Collected data entries:
• • •
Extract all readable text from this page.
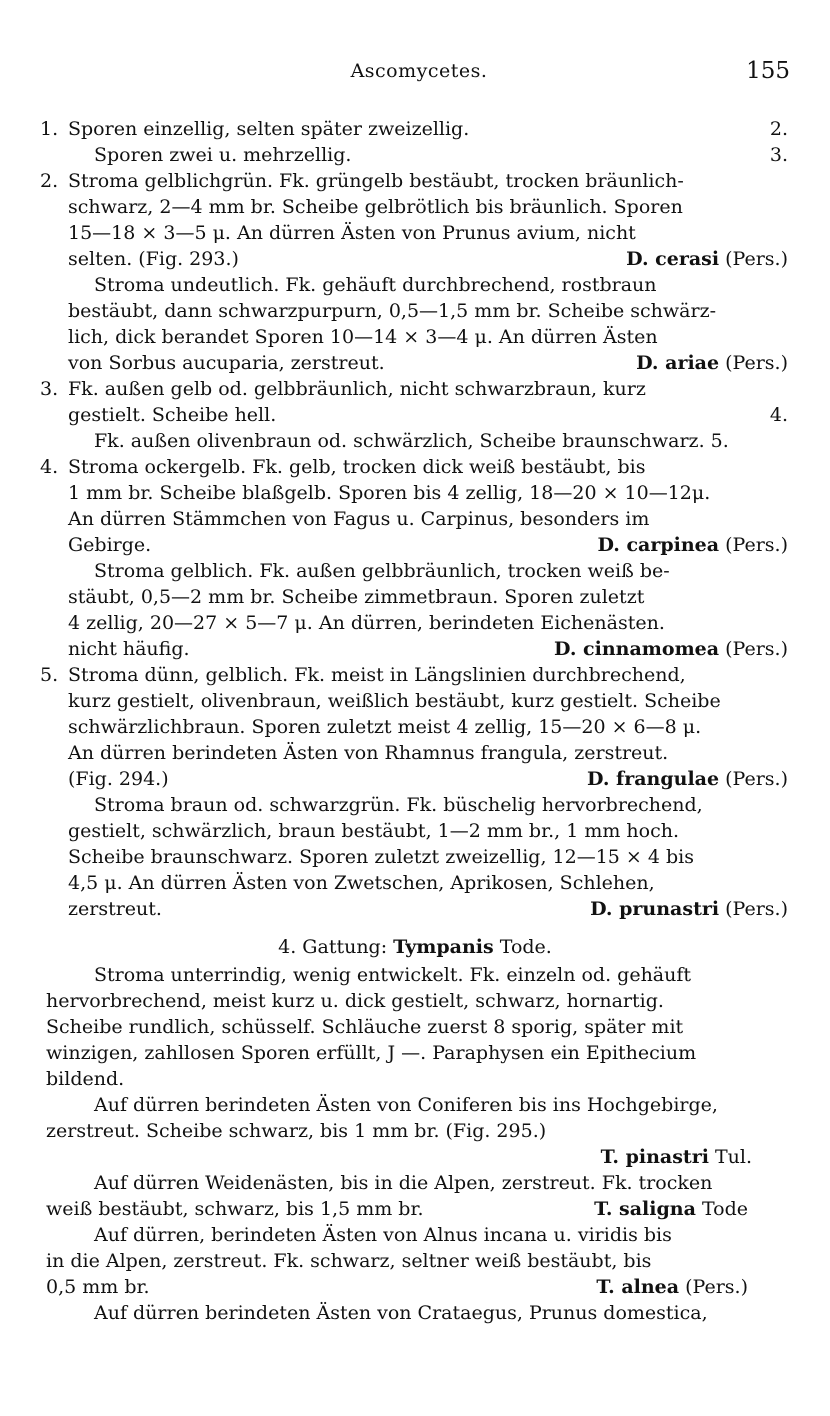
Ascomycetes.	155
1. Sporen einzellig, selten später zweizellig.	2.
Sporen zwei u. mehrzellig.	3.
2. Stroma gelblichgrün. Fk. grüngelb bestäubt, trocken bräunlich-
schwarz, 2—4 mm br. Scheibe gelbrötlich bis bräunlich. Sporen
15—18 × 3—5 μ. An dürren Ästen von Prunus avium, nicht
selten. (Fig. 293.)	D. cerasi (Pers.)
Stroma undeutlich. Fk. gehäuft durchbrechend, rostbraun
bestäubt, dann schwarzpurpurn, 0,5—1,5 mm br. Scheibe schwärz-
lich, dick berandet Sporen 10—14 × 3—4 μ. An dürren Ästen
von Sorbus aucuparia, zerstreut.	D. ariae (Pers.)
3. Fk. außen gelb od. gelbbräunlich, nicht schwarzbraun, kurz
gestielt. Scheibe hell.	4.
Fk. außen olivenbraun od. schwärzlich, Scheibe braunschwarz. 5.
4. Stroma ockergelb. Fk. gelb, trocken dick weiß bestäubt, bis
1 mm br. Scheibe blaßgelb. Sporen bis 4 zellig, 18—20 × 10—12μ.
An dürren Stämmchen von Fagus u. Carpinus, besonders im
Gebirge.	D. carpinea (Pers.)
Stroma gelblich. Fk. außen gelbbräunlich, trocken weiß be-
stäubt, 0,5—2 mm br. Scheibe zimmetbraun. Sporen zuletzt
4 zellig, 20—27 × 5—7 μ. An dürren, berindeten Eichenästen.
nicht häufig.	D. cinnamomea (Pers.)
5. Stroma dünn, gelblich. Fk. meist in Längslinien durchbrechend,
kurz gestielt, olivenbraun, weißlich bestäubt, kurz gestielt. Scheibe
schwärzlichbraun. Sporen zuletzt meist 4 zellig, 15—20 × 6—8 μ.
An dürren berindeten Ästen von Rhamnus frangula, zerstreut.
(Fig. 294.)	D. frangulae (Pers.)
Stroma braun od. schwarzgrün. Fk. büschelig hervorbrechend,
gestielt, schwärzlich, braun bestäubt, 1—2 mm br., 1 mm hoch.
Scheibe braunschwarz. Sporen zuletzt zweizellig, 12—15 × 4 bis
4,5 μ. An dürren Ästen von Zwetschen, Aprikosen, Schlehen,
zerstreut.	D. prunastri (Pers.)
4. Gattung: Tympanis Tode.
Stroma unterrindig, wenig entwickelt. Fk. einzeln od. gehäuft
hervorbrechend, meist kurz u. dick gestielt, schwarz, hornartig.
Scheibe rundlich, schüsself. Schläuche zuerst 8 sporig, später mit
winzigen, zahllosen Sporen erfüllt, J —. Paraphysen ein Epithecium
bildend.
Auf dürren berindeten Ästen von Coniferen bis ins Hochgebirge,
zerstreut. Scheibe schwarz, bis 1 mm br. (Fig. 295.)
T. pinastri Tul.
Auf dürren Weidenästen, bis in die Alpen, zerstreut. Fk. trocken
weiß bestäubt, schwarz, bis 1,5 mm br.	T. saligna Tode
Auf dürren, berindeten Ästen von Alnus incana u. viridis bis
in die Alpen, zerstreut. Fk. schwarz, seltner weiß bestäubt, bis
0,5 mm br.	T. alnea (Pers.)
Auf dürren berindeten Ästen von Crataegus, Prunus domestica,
• • •
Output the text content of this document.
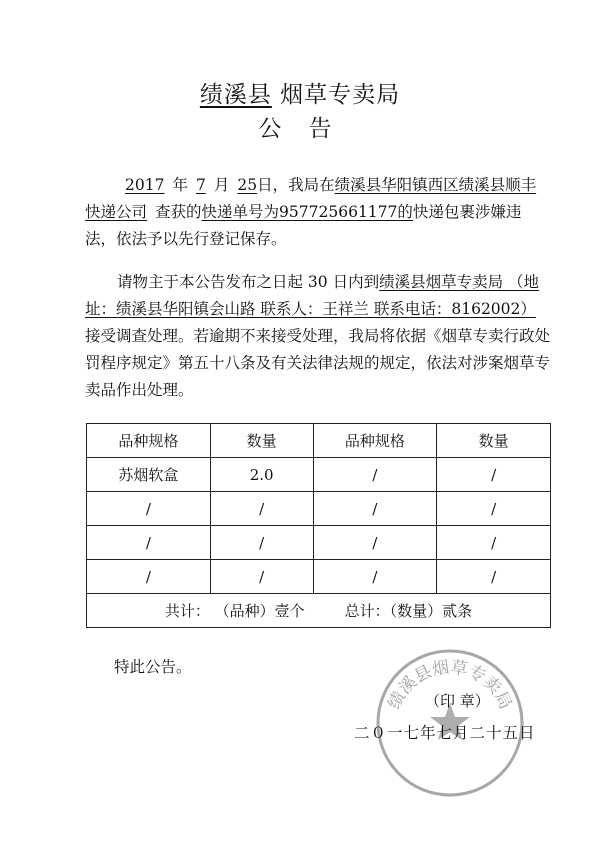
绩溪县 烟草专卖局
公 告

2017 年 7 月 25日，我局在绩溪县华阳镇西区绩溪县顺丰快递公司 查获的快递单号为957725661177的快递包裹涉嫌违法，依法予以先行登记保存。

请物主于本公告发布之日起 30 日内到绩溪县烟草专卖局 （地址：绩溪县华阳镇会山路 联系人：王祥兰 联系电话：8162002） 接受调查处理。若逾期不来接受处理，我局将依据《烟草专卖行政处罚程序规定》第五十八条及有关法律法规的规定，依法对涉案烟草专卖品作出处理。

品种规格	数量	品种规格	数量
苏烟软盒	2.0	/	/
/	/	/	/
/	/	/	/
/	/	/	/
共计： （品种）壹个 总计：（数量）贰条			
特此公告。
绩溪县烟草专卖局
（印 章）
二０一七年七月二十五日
• • •
Problem to solve = State, as a bare number, how many lines of the listing hold the word "Prunus".

The completed task = 2